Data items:
● ● ● ●
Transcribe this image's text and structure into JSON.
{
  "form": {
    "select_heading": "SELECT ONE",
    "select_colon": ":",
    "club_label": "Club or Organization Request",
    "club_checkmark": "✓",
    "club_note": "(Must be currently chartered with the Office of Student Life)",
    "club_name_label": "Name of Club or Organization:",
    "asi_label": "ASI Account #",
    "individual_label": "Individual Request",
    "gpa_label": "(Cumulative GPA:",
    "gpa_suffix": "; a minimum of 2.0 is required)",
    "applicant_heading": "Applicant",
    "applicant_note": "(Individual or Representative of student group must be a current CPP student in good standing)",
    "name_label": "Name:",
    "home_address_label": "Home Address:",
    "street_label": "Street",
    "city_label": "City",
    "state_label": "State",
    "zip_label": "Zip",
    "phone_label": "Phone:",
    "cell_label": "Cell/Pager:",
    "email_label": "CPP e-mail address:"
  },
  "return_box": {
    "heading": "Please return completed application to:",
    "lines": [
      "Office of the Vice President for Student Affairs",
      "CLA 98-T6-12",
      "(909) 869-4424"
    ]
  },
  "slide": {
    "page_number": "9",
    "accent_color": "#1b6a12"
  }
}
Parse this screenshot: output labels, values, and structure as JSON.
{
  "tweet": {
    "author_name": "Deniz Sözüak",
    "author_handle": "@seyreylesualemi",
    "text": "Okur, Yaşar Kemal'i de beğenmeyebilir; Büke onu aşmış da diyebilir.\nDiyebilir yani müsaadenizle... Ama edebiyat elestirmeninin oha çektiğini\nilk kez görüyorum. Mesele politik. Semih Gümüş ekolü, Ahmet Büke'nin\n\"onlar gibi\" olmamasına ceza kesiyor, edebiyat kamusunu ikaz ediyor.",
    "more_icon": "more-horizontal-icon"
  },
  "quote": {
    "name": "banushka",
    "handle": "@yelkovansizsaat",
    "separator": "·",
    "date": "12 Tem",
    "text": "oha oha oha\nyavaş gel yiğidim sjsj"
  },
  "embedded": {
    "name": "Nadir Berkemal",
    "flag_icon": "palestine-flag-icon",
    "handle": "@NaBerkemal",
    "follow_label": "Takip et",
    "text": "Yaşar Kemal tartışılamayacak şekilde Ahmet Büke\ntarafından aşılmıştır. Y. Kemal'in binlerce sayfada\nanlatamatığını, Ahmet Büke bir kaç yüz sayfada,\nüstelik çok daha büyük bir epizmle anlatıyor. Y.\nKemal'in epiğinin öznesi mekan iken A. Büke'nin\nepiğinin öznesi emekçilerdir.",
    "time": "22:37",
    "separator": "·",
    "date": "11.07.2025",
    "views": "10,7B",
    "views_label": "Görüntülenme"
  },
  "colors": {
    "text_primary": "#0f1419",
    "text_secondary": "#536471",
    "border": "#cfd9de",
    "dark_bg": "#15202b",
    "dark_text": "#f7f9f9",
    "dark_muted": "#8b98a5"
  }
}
● ● ● ●
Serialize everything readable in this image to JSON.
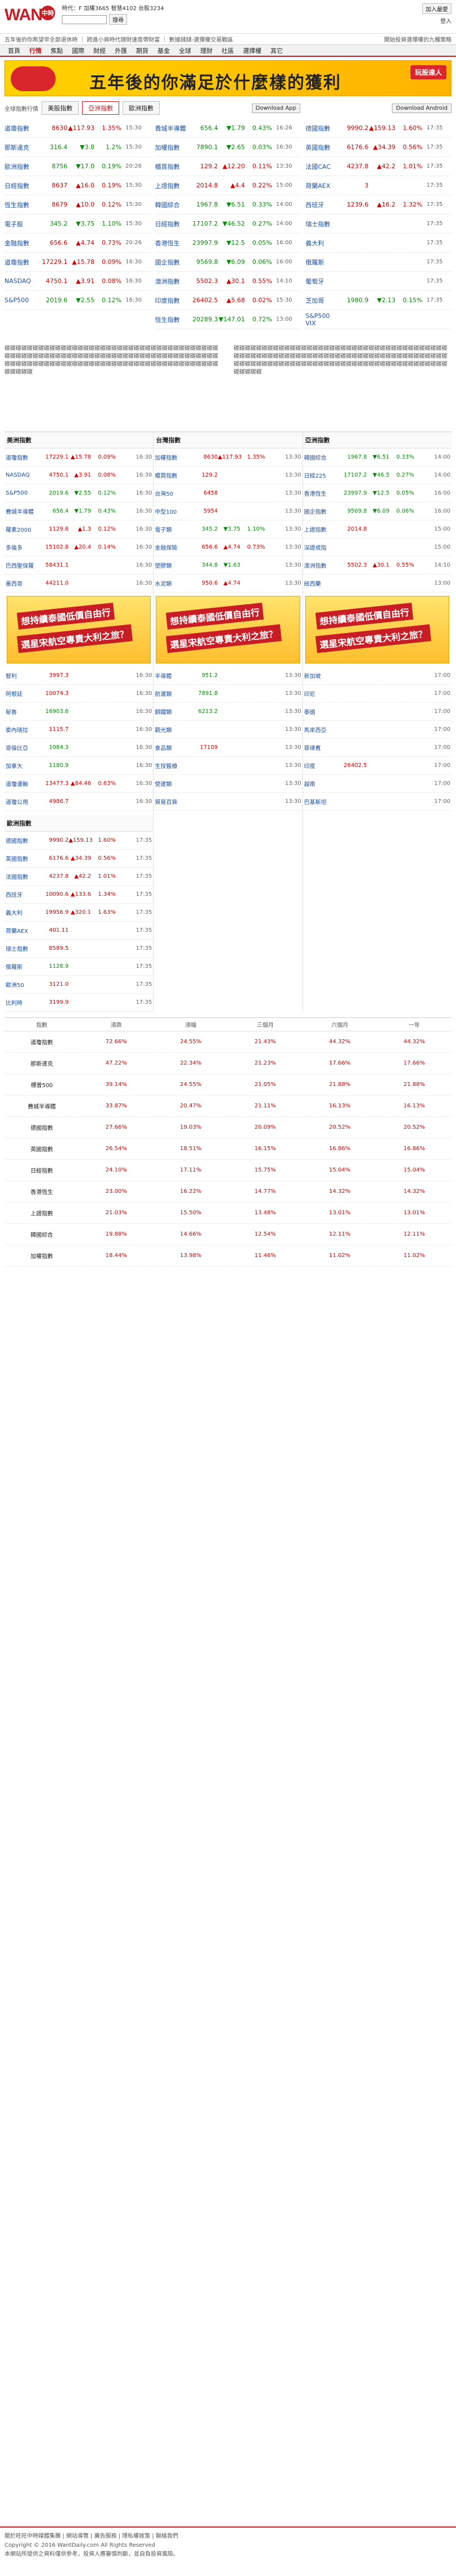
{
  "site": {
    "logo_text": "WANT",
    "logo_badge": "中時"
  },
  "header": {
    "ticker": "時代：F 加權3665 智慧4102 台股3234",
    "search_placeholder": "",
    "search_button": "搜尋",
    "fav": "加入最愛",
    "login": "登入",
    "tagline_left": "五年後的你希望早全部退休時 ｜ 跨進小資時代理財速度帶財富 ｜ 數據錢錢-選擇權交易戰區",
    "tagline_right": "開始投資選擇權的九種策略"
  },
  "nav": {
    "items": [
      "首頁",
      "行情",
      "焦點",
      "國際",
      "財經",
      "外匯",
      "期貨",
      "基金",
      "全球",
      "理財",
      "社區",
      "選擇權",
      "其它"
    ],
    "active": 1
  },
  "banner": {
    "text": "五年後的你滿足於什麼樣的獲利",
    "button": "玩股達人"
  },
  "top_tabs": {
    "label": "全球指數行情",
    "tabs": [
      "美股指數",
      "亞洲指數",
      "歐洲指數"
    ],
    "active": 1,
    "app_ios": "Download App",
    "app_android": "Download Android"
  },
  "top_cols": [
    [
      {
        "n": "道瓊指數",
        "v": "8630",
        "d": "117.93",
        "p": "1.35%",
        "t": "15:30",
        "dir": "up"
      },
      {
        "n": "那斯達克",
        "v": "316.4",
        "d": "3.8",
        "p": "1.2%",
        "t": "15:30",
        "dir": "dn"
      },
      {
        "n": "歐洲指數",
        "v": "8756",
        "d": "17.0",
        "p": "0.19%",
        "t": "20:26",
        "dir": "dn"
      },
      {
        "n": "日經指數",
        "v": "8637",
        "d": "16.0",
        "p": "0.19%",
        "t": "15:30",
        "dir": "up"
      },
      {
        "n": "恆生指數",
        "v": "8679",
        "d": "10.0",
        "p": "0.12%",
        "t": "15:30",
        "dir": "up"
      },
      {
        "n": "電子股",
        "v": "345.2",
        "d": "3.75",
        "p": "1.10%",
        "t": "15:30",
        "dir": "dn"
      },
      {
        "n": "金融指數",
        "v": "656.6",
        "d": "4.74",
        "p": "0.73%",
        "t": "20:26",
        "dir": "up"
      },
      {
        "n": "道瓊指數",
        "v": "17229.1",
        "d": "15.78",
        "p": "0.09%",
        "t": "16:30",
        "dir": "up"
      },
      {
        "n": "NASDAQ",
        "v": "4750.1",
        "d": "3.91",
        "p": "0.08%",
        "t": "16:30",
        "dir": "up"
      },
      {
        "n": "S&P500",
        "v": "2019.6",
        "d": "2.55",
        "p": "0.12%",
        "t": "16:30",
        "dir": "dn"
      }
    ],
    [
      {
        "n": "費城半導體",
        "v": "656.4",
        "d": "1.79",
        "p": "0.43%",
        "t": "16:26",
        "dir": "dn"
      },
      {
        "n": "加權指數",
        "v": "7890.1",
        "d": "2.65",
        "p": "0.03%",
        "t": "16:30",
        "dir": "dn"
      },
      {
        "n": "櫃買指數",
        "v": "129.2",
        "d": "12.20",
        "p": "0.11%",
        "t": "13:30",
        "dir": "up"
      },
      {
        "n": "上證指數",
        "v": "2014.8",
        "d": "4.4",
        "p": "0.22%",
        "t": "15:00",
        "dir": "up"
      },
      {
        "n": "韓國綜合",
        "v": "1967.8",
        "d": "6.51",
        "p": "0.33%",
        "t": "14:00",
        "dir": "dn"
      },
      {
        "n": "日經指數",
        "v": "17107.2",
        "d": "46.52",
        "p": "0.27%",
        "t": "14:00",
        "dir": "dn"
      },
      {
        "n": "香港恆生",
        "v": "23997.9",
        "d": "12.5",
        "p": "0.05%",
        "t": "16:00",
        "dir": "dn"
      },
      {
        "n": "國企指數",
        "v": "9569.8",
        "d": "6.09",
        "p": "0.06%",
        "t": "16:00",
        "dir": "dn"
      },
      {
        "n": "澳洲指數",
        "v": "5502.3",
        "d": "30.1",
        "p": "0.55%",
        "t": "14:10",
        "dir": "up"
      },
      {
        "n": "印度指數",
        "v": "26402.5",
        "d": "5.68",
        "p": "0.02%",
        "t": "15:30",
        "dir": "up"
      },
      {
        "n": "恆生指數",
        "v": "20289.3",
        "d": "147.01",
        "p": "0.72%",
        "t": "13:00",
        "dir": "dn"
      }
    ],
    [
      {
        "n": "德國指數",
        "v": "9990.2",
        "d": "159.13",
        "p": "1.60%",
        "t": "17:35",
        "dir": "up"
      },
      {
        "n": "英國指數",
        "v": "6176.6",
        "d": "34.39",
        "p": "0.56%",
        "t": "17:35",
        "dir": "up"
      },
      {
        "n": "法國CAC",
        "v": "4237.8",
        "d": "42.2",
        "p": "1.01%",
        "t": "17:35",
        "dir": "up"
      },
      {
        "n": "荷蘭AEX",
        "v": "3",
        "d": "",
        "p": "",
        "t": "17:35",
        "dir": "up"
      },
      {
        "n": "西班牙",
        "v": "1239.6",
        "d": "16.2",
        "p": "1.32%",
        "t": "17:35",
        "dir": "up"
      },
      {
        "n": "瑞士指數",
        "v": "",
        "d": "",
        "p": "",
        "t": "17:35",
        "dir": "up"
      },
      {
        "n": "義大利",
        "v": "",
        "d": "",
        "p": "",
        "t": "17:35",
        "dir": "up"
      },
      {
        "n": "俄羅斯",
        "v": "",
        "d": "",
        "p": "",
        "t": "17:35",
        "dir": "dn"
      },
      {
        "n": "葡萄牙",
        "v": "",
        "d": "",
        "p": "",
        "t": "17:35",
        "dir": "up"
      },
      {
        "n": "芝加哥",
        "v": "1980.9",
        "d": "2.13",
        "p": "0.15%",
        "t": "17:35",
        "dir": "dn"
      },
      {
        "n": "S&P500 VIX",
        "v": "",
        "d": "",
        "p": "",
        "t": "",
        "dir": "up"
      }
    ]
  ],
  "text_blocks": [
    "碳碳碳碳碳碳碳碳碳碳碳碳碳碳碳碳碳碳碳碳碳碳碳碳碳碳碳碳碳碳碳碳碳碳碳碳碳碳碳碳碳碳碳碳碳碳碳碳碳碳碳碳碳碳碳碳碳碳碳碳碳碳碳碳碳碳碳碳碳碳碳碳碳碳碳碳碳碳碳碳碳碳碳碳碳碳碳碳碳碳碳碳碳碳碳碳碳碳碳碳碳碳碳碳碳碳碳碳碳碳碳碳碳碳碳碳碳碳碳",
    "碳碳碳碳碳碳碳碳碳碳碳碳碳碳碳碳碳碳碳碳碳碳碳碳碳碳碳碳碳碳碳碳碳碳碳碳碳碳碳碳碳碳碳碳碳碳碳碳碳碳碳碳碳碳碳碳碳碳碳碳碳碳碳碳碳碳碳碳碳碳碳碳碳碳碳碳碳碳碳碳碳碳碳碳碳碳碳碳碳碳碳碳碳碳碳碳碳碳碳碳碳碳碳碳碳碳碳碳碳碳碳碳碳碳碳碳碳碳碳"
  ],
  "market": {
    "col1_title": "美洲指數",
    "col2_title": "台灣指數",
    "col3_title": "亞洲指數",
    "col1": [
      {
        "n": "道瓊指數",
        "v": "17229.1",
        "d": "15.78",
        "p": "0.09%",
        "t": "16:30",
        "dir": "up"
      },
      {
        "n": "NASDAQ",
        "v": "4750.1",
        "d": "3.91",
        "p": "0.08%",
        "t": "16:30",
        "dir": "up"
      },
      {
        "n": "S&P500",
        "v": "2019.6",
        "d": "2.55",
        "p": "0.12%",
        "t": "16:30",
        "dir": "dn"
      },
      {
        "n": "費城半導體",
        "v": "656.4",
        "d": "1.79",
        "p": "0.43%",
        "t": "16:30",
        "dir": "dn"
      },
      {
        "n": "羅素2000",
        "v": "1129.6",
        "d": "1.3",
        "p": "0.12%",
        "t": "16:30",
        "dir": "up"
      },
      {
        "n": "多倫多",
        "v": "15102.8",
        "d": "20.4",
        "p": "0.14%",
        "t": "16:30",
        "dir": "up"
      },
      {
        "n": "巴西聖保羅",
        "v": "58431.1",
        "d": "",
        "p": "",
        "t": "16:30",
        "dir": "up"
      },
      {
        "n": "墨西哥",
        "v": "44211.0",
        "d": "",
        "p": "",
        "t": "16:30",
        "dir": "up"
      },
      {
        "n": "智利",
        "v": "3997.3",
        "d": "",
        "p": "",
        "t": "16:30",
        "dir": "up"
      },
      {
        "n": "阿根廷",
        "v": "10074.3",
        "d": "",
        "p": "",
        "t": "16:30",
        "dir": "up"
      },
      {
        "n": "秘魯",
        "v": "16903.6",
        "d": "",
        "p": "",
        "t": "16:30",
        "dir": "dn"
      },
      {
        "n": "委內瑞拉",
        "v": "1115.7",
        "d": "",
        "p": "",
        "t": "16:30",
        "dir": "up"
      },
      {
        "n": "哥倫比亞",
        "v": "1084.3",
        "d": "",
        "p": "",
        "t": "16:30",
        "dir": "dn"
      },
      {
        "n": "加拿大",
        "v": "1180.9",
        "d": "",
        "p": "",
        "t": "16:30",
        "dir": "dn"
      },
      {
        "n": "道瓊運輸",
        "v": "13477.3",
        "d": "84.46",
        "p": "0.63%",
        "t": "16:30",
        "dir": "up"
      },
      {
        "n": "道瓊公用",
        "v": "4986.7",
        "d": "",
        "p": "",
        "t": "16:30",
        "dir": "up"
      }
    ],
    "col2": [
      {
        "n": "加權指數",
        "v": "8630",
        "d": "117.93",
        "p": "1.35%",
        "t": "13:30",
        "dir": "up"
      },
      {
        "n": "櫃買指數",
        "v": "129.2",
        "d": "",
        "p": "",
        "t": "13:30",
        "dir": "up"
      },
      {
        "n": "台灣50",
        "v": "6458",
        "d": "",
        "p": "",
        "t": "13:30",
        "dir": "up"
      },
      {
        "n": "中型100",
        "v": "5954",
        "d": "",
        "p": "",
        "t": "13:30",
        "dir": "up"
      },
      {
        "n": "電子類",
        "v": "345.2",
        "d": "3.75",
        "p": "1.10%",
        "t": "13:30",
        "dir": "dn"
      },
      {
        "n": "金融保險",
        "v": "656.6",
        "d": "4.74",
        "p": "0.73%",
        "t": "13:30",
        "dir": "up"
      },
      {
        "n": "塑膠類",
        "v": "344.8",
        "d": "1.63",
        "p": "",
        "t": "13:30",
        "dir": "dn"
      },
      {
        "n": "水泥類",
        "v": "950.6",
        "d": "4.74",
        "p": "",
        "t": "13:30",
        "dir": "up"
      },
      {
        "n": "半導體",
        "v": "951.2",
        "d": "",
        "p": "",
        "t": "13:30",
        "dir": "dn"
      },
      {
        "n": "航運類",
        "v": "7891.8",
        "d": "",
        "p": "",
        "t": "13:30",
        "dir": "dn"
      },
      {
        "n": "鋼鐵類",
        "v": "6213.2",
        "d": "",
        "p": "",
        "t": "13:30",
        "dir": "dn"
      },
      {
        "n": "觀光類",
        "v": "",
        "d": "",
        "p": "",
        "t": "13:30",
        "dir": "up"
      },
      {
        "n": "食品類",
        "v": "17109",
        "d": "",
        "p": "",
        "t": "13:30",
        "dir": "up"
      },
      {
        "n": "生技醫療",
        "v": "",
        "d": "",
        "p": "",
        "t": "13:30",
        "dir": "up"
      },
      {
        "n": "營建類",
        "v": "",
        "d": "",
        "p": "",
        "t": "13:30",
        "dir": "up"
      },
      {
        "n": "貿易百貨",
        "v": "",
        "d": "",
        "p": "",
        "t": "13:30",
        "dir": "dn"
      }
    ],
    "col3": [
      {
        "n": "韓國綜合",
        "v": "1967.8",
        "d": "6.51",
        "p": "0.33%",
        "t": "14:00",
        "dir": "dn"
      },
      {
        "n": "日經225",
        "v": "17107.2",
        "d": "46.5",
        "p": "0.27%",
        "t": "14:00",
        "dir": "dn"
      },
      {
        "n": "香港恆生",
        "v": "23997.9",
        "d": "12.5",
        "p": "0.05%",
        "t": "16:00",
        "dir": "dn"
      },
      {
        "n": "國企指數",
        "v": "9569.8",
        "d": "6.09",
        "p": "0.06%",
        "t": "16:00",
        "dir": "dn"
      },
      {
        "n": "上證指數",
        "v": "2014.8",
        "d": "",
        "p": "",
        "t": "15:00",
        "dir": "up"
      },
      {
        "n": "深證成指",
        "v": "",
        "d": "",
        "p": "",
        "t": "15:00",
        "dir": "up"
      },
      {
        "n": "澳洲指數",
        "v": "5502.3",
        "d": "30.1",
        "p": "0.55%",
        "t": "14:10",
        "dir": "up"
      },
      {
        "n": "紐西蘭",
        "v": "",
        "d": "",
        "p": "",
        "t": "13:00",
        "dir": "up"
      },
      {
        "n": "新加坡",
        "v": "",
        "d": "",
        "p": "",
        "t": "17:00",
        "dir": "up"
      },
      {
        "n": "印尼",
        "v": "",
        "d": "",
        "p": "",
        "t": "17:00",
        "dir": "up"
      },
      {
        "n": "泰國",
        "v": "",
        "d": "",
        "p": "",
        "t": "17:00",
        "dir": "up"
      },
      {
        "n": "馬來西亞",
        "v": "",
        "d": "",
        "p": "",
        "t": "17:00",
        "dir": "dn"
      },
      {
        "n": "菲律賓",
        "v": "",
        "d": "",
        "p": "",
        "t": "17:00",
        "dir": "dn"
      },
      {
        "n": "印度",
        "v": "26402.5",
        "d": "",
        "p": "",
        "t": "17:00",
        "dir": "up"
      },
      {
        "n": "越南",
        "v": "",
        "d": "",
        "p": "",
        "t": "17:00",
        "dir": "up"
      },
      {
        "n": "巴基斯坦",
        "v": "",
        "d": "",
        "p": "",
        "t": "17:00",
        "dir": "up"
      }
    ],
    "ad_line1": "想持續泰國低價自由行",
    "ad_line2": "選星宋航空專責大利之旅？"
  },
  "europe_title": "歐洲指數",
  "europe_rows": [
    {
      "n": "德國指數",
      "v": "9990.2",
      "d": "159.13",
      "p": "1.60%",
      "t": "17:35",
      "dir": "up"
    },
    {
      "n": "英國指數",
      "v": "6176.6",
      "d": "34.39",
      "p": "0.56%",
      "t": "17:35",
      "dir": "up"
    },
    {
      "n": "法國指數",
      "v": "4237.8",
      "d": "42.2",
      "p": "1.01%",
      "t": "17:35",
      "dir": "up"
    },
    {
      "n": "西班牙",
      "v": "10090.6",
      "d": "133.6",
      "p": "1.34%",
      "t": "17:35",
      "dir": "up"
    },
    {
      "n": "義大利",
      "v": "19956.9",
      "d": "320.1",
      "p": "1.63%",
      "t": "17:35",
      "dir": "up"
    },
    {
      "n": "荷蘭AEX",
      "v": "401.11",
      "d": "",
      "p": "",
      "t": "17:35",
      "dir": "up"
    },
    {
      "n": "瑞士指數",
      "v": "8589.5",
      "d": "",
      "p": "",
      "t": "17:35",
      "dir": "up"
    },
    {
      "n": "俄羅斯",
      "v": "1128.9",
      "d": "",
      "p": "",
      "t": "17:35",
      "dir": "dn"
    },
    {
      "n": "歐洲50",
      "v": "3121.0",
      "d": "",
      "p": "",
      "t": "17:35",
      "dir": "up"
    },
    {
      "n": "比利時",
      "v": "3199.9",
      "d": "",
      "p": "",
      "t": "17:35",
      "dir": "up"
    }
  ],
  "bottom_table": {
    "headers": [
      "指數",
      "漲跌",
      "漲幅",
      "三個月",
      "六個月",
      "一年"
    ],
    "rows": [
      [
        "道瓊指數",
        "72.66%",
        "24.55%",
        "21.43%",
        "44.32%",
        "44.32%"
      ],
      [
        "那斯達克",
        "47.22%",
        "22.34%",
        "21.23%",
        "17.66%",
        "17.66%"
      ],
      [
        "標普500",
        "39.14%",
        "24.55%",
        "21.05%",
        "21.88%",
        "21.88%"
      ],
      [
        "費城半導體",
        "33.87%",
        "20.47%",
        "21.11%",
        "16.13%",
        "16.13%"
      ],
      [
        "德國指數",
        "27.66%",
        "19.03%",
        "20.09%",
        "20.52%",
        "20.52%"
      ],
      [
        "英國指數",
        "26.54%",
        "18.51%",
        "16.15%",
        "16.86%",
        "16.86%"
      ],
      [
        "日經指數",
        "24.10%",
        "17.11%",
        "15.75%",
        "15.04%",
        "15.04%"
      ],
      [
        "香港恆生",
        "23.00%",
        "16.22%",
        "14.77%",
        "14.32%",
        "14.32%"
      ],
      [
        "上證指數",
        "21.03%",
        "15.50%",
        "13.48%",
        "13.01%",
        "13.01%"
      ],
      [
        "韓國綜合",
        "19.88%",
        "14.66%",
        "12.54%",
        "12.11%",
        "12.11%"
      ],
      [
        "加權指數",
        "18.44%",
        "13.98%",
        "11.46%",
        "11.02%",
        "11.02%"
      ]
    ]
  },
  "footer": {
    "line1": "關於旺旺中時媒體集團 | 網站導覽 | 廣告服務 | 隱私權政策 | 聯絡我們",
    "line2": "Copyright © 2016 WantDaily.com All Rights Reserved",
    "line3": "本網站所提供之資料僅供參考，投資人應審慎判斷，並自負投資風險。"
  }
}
● ● ● ●
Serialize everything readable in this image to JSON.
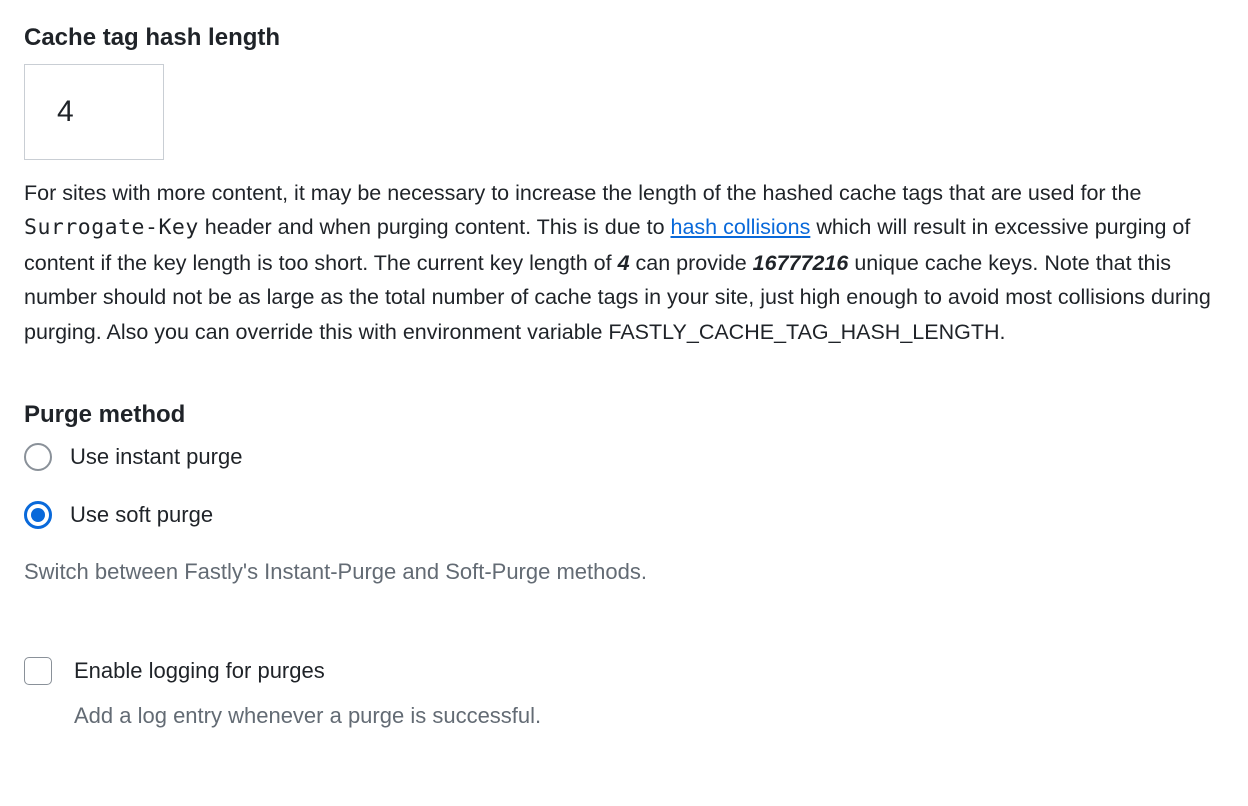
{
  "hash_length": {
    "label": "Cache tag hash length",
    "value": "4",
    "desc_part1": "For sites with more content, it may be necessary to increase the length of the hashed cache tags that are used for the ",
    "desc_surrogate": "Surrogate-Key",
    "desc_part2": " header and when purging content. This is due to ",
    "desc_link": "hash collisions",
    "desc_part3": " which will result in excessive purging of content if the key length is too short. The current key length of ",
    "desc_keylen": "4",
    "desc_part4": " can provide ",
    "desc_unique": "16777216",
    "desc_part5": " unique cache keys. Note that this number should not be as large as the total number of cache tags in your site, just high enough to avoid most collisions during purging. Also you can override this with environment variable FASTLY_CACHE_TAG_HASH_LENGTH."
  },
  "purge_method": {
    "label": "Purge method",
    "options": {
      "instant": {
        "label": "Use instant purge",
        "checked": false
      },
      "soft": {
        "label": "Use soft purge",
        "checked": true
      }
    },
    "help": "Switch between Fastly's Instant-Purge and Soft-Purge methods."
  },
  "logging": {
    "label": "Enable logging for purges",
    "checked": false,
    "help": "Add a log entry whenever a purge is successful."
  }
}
● ● ● ●
■ What the task requires
State how many lines of the listing above include the word "JSON". Give nothing but the number.

■ Result for this task
4